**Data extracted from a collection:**
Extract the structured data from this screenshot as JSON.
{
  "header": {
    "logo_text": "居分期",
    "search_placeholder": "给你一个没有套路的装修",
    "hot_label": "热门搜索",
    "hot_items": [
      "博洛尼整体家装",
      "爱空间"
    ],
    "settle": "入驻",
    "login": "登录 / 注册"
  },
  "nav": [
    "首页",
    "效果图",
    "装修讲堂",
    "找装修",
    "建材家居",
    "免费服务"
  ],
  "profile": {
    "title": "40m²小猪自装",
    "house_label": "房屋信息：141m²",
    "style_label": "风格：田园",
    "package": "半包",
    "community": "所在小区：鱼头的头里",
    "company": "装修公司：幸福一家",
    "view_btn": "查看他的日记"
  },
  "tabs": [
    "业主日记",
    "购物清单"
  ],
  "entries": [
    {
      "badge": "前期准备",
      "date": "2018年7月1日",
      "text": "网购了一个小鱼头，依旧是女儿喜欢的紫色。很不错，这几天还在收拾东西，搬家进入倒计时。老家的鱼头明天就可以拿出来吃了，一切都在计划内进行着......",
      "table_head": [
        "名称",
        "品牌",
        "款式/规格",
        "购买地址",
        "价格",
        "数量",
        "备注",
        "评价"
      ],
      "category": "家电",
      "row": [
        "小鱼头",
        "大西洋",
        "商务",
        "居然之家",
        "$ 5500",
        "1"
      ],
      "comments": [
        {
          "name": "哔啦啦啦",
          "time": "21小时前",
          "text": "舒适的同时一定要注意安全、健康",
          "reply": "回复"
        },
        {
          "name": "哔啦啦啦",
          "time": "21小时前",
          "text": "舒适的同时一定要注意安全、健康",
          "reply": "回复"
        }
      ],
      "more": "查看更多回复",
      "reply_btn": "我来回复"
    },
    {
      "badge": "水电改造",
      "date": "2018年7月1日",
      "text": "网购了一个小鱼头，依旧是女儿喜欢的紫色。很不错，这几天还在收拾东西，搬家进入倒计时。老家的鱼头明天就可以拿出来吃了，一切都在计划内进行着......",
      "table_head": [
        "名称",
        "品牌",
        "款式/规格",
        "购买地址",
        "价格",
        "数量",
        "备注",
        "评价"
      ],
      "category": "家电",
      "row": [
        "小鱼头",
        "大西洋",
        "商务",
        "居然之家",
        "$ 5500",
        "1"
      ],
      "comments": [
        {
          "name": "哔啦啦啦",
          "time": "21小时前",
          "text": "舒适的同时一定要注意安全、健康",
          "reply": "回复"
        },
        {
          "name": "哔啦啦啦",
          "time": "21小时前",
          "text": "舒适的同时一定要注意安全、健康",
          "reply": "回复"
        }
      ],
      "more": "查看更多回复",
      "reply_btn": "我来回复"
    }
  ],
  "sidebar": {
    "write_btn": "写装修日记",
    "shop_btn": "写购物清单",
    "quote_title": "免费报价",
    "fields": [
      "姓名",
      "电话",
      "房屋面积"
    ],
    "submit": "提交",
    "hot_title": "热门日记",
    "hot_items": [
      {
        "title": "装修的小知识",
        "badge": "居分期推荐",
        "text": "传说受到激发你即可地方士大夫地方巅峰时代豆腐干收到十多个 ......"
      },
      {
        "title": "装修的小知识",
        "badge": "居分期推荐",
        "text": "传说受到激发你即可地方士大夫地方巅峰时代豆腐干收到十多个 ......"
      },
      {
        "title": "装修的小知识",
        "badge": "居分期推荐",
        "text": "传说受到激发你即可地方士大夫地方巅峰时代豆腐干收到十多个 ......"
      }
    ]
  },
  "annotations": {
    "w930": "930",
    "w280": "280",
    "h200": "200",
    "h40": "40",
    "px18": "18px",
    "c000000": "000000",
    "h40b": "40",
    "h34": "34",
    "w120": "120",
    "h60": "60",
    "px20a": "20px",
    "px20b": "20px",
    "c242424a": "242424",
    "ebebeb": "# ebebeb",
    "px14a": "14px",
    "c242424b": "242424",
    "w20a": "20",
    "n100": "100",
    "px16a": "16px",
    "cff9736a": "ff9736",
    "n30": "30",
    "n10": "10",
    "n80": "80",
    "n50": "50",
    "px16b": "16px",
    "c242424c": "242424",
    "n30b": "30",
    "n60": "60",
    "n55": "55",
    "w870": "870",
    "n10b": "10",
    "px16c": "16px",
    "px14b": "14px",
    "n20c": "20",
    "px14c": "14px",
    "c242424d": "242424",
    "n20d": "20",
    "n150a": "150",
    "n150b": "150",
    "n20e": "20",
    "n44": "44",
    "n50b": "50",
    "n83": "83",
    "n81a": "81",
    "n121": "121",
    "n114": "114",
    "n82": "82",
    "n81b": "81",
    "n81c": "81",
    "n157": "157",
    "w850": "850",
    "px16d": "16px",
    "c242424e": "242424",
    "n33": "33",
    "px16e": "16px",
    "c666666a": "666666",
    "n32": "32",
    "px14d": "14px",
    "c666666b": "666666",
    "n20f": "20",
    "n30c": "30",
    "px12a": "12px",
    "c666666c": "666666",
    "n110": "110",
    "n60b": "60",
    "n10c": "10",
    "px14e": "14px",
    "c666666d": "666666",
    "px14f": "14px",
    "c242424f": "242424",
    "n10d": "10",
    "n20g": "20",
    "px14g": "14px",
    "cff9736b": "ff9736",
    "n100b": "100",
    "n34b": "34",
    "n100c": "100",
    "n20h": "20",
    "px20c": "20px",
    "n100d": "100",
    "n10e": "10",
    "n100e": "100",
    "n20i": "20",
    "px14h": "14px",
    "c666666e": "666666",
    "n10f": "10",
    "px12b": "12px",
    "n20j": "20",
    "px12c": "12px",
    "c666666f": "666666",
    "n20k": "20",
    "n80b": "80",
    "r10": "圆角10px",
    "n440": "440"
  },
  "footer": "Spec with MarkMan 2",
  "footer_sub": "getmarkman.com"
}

**DIRECTIONS:** Print the records above exactly as they appear.

**SOLUTION TO THIS EXERCISE:**
Extract the structured data from this screenshot as JSON.
{
  "header": {
    "logo_text": "居分期",
    "search_placeholder": "给你一个没有套路的装修",
    "hot_label": "热门搜索",
    "hot_items": [
      "博洛尼整体家装",
      "爱空间"
    ],
    "settle": "入驻",
    "login": "登录 / 注册"
  },
  "nav": [
    "首页",
    "效果图",
    "装修讲堂",
    "找装修",
    "建材家居",
    "免费服务"
  ],
  "profile": {
    "title": "40m²小猪自装",
    "house_label": "房屋信息：141m²",
    "style_label": "风格：田园",
    "package": "半包",
    "community": "所在小区：鱼头的头里",
    "company": "装修公司：幸福一家",
    "view_btn": "查看他的日记"
  },
  "tabs": [
    "业主日记",
    "购物清单"
  ],
  "entries": [
    {
      "badge": "前期准备",
      "date": "2018年7月1日",
      "text": "网购了一个小鱼头，依旧是女儿喜欢的紫色。很不错，这几天还在收拾东西，搬家进入倒计时。老家的鱼头明天就可以拿出来吃了，一切都在计划内进行着......",
      "table_head": [
        "名称",
        "品牌",
        "款式/规格",
        "购买地址",
        "价格",
        "数量",
        "备注",
        "评价"
      ],
      "category": "家电",
      "row": [
        "小鱼头",
        "大西洋",
        "商务",
        "居然之家",
        "$ 5500",
        "1"
      ],
      "comments": [
        {
          "name": "哔啦啦啦",
          "time": "21小时前",
          "text": "舒适的同时一定要注意安全、健康",
          "reply": "回复"
        },
        {
          "name": "哔啦啦啦",
          "time": "21小时前",
          "text": "舒适的同时一定要注意安全、健康",
          "reply": "回复"
        }
      ],
      "more": "查看更多回复",
      "reply_btn": "我来回复"
    },
    {
      "badge": "水电改造",
      "date": "2018年7月1日",
      "text": "网购了一个小鱼头，依旧是女儿喜欢的紫色。很不错，这几天还在收拾东西，搬家进入倒计时。老家的鱼头明天就可以拿出来吃了，一切都在计划内进行着......",
      "table_head": [
        "名称",
        "品牌",
        "款式/规格",
        "购买地址",
        "价格",
        "数量",
        "备注",
        "评价"
      ],
      "category": "家电",
      "row": [
        "小鱼头",
        "大西洋",
        "商务",
        "居然之家",
        "$ 5500",
        "1"
      ],
      "comments": [
        {
          "name": "哔啦啦啦",
          "time": "21小时前",
          "text": "舒适的同时一定要注意安全、健康",
          "reply": "回复"
        },
        {
          "name": "哔啦啦啦",
          "time": "21小时前",
          "text": "舒适的同时一定要注意安全、健康",
          "reply": "回复"
        }
      ],
      "more": "查看更多回复",
      "reply_btn": "我来回复"
    }
  ],
  "sidebar": {
    "write_btn": "写装修日记",
    "shop_btn": "写购物清单",
    "quote_title": "免费报价",
    "fields": [
      "姓名",
      "电话",
      "房屋面积"
    ],
    "submit": "提交",
    "hot_title": "热门日记",
    "hot_items": [
      {
        "title": "装修的小知识",
        "badge": "居分期推荐",
        "text": "传说受到激发你即可地方士大夫地方巅峰时代豆腐干收到十多个 ......"
      },
      {
        "title": "装修的小知识",
        "badge": "居分期推荐",
        "text": "传说受到激发你即可地方士大夫地方巅峰时代豆腐干收到十多个 ......"
      },
      {
        "title": "装修的小知识",
        "badge": "居分期推荐",
        "text": "传说受到激发你即可地方士大夫地方巅峰时代豆腐干收到十多个 ......"
      }
    ]
  },
  "annotations": {
    "w930": "930",
    "w280": "280",
    "h200": "200",
    "h40": "40",
    "px18": "18px",
    "c000000": "000000",
    "h40b": "40",
    "h34": "34",
    "w120": "120",
    "h60": "60",
    "px20a": "20px",
    "px20b": "20px",
    "c242424a": "242424",
    "ebebeb": "# ebebeb",
    "px14a": "14px",
    "c242424b": "242424",
    "w20a": "20",
    "n100": "100",
    "px16a": "16px",
    "cff9736a": "ff9736",
    "n30": "30",
    "n10": "10",
    "n80": "80",
    "n50": "50",
    "px16b": "16px",
    "c242424c": "242424",
    "n30b": "30",
    "n60": "60",
    "n55": "55",
    "w870": "870",
    "n10b": "10",
    "px16c": "16px",
    "px14b": "14px",
    "n20c": "20",
    "px14c": "14px",
    "c242424d": "242424",
    "n20d": "20",
    "n150a": "150",
    "n150b": "150",
    "n20e": "20",
    "n44": "44",
    "n50b": "50",
    "n83": "83",
    "n81a": "81",
    "n121": "121",
    "n114": "114",
    "n82": "82",
    "n81b": "81",
    "n81c": "81",
    "n157": "157",
    "w850": "850",
    "px16d": "16px",
    "c242424e": "242424",
    "n33": "33",
    "px16e": "16px",
    "c666666a": "666666",
    "n32": "32",
    "px14d": "14px",
    "c666666b": "666666",
    "n20f": "20",
    "n30c": "30",
    "px12a": "12px",
    "c666666c": "666666",
    "n110": "110",
    "n60b": "60",
    "n10c": "10",
    "px14e": "14px",
    "c666666d": "666666",
    "px14f": "14px",
    "c242424f": "242424",
    "n10d": "10",
    "n20g": "20",
    "px14g": "14px",
    "cff9736b": "ff9736",
    "n100b": "100",
    "n34b": "34",
    "n100c": "100",
    "n20h": "20",
    "px20c": "20px",
    "n100d": "100",
    "n10e": "10",
    "n100e": "100",
    "n20i": "20",
    "px14h": "14px",
    "c666666e": "666666",
    "n10f": "10",
    "px12b": "12px",
    "n20j": "20",
    "px12c": "12px",
    "c666666f": "666666",
    "n20k": "20",
    "n80b": "80",
    "r10": "圆角10px",
    "n440": "440"
  },
  "footer": "Spec with MarkMan 2",
  "footer_sub": "getmarkman.com"
}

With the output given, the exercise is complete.